[START]

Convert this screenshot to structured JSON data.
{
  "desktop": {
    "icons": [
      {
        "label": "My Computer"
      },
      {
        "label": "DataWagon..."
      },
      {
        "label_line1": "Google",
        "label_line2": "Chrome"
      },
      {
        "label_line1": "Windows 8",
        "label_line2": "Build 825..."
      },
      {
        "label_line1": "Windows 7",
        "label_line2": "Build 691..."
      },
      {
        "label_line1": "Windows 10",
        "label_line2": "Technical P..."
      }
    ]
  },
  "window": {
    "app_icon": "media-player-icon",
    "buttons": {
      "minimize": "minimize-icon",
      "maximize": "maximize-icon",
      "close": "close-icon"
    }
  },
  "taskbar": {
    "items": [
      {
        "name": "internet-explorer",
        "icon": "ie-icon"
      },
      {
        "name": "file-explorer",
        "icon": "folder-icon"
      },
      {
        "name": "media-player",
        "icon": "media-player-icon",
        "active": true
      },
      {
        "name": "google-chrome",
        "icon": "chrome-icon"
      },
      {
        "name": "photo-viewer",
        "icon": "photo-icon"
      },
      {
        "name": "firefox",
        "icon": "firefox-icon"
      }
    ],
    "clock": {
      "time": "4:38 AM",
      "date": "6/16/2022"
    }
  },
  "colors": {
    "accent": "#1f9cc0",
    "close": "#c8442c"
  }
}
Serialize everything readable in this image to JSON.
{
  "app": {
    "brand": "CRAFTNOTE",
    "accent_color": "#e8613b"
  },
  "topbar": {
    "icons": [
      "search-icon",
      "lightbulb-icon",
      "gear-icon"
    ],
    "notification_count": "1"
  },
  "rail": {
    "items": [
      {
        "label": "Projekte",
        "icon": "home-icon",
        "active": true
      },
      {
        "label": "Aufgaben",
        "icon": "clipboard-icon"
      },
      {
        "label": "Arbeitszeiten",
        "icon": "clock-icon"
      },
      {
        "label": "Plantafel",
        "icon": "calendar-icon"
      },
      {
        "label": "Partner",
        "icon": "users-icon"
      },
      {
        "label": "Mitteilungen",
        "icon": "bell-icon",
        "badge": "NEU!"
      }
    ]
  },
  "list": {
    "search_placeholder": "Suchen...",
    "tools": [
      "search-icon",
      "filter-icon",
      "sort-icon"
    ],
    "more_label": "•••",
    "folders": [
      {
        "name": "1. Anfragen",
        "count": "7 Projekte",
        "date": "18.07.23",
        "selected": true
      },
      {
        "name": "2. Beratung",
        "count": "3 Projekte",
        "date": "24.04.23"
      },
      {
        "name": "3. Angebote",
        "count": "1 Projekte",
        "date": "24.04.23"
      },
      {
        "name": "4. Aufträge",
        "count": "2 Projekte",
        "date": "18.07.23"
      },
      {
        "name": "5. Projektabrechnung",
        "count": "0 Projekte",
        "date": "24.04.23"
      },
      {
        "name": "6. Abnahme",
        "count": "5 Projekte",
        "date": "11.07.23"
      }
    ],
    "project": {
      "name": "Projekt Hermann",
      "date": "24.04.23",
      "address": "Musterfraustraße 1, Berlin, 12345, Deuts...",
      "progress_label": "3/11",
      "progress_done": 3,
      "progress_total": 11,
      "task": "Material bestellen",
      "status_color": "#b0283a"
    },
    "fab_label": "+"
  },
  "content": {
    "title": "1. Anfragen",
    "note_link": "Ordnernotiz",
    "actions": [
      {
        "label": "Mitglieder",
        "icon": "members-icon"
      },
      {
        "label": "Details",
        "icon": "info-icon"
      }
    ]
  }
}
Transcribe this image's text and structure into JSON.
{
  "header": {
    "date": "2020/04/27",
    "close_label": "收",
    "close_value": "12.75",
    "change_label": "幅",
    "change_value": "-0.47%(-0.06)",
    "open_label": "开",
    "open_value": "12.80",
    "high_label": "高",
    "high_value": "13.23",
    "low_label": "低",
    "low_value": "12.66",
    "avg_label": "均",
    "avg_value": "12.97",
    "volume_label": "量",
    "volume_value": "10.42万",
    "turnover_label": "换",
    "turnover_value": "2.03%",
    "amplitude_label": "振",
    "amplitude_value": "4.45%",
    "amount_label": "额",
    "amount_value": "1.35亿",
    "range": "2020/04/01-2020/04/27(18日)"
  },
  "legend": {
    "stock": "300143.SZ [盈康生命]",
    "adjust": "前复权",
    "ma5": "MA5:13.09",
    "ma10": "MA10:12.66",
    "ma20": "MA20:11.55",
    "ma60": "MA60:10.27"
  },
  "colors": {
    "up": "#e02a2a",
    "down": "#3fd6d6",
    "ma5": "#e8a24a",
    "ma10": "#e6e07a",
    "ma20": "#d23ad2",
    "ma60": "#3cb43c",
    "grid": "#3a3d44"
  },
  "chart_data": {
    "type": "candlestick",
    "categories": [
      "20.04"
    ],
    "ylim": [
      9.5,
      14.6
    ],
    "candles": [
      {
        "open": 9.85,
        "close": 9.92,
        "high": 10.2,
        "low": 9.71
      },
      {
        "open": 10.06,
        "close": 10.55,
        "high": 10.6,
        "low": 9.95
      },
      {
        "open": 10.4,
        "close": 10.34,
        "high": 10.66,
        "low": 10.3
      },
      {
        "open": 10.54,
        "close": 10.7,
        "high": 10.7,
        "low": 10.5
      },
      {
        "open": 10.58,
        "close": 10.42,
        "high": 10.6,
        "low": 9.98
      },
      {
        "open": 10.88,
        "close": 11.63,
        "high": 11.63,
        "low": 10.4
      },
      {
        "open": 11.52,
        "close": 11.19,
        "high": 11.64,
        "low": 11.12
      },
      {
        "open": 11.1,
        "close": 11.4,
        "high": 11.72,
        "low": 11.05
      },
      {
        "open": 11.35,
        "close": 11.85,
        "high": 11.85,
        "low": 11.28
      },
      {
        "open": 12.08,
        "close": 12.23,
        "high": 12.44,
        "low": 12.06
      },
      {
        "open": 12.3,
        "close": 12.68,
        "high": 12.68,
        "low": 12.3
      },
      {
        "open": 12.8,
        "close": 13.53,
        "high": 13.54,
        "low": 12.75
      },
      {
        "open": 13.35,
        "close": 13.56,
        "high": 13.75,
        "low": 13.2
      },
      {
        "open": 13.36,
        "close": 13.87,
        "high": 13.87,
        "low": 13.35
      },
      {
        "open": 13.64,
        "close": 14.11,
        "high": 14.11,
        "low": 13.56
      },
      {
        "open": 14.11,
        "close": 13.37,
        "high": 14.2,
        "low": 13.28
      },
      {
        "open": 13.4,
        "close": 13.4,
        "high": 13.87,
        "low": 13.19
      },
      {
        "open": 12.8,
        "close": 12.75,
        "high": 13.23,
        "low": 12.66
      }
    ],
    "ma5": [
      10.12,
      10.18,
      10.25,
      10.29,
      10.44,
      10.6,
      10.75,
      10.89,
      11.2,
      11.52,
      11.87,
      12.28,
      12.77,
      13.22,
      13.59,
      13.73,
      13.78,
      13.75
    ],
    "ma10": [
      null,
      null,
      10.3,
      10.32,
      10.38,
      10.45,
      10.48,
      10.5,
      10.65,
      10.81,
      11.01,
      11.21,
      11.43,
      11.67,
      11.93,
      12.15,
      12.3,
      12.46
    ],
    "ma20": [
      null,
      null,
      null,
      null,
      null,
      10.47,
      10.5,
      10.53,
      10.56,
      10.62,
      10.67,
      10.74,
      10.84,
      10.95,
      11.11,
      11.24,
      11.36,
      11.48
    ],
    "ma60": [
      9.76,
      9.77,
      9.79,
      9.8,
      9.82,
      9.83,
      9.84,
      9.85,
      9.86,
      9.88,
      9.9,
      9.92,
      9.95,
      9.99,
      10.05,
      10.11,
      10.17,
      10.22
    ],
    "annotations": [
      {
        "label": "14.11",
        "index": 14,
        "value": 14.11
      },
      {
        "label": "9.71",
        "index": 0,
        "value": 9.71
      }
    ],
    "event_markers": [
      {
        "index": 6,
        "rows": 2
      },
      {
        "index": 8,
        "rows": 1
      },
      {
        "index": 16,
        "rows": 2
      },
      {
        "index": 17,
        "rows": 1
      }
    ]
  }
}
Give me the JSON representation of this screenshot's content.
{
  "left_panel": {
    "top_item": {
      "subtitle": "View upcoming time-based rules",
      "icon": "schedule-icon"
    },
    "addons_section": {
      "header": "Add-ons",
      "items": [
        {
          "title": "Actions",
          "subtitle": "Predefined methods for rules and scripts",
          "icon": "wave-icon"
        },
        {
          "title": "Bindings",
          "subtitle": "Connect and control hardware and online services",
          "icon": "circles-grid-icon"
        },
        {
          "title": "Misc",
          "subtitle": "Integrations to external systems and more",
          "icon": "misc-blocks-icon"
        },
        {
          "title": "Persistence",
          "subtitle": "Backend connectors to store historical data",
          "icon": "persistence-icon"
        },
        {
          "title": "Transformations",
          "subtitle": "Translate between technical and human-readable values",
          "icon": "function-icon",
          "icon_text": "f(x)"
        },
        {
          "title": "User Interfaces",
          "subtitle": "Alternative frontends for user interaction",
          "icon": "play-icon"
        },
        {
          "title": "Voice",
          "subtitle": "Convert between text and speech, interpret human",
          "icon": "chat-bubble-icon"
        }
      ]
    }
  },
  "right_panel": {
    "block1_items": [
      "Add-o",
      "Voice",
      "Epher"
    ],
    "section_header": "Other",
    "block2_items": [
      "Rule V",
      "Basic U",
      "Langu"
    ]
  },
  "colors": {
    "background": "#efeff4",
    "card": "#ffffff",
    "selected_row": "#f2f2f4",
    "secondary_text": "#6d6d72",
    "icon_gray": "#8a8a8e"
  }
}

[END]

Copy each line of the records containing the string "image".

* [Correct response]:
Serialize everything readable in this image to JSON.
Transcribe this image's text and structure into JSON.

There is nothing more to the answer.